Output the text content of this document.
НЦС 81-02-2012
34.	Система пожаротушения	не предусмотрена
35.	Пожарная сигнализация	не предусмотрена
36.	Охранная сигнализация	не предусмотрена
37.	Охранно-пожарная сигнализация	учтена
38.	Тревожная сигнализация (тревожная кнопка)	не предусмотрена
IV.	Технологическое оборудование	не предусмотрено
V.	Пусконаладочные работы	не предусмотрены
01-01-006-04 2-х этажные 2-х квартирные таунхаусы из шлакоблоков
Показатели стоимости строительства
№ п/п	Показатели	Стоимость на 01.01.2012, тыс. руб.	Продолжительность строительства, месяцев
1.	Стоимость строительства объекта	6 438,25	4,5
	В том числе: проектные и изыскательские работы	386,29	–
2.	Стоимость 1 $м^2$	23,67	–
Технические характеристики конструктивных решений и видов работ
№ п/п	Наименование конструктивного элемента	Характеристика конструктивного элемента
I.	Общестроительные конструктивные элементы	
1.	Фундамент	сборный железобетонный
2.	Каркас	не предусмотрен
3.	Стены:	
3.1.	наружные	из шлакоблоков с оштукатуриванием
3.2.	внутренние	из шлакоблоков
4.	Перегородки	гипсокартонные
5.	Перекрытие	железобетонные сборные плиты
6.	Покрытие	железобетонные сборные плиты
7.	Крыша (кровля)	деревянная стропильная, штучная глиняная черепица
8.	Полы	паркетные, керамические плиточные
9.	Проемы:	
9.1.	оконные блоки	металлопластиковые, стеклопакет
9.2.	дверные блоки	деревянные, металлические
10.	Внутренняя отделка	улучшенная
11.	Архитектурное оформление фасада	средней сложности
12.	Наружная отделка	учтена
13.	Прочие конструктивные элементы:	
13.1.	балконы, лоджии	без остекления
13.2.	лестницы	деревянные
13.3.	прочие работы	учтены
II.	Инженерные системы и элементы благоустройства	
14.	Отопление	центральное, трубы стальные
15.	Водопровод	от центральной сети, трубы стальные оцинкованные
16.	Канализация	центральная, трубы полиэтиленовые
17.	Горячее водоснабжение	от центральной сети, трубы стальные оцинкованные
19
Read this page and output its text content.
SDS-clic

## REQUIREMENT
Every line that holds the word "строительства" should be extracted.

## TASK RESULT
Показатели стоимости строительства
№ п/п	Показатели	Стоимость на 01.01.2012, тыс. руб.	Продолжительность строительства, месяцев
1.	Стоимость строительства объекта	6 438,25	4,5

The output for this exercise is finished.